> [Prompt] Look through the material below for "acara". Copy every line that contains it.

> [Supplied information]
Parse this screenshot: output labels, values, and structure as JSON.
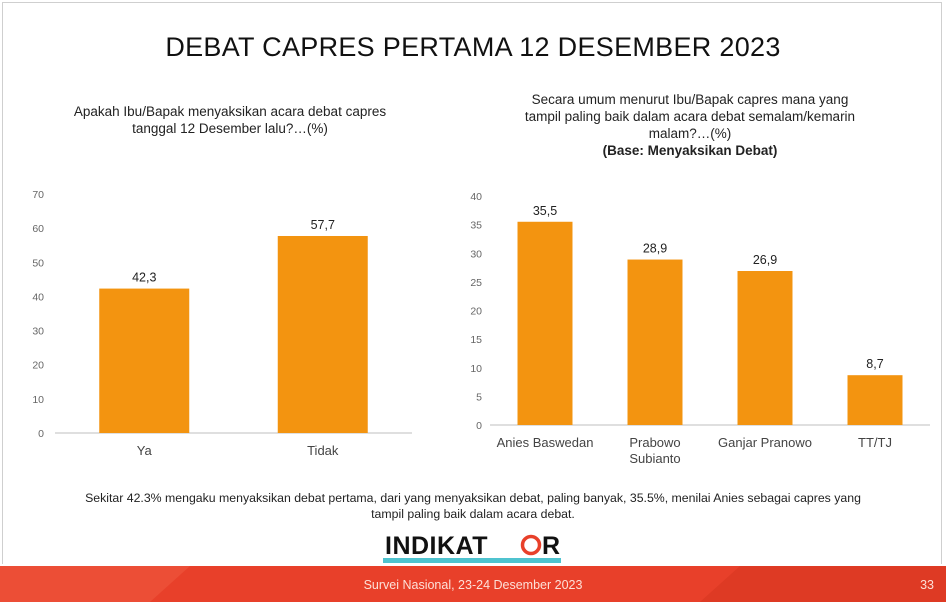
{
  "slide_title": "DEBAT CAPRES PERTAMA 12 DESEMBER 2023",
  "left_chart": {
    "question_line1": "Apakah Ibu/Bapak menyaksikan acara debat capres",
    "question_line2": "tanggal 12 Desember lalu?…(%)"
  },
  "right_chart": {
    "question_line1": "Secara umum menurut Ibu/Bapak capres mana yang",
    "question_line2": "tampil paling baik dalam acara debat semalam/kemarin",
    "question_line3": "malam?…(%)",
    "base": "(Base: Menyaksikan Debat)"
  },
  "note_line1": "Sekitar 42.3% mengaku menyaksikan debat pertama, dari yang menyaksikan debat, paling banyak, 35.5%, menilai Anies sebagai capres yang",
  "note_line2": "tampil paling baik dalam acara debat.",
  "logo": {
    "text_left": "INDIKAT",
    "text_right": "R"
  },
  "footer": {
    "survey": "Survei Nasional, 23-24 Desember 2023",
    "page": "33"
  },
  "colors": {
    "bar": "#f39410",
    "footer": "#e8402a",
    "logo_ring": "#e8402a",
    "logo_bar": "#4fc3cf"
  },
  "chart_data": [
    {
      "type": "bar",
      "categories": [
        "Ya",
        "Tidak"
      ],
      "category_lines": [
        [
          "Ya"
        ],
        [
          "Tidak"
        ]
      ],
      "values": [
        42.3,
        57.7
      ],
      "value_labels": [
        "42,3",
        "57,7"
      ],
      "ylim": [
        0,
        70
      ],
      "yticks": [
        0,
        10,
        20,
        30,
        40,
        50,
        60,
        70
      ],
      "grid": false
    },
    {
      "type": "bar",
      "categories": [
        "Anies Baswedan",
        "Prabowo Subianto",
        "Ganjar Pranowo",
        "TT/TJ"
      ],
      "category_lines": [
        [
          "Anies Baswedan"
        ],
        [
          "Prabowo",
          "Subianto"
        ],
        [
          "Ganjar Pranowo"
        ],
        [
          "TT/TJ"
        ]
      ],
      "values": [
        35.5,
        28.9,
        26.9,
        8.7
      ],
      "value_labels": [
        "35,5",
        "28,9",
        "26,9",
        "8,7"
      ],
      "ylim": [
        0,
        40
      ],
      "yticks": [
        0,
        5,
        10,
        15,
        20,
        25,
        30,
        35,
        40
      ],
      "grid": false
    }
  ]
}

> [Answer to the problem]
    "question_line1": "Apakah Ibu/Bapak menyaksikan acara debat capres",
    "question_line2": "tampil paling baik dalam acara debat semalam/kemarin",
  "note_line2": "tampil paling baik dalam acara debat.",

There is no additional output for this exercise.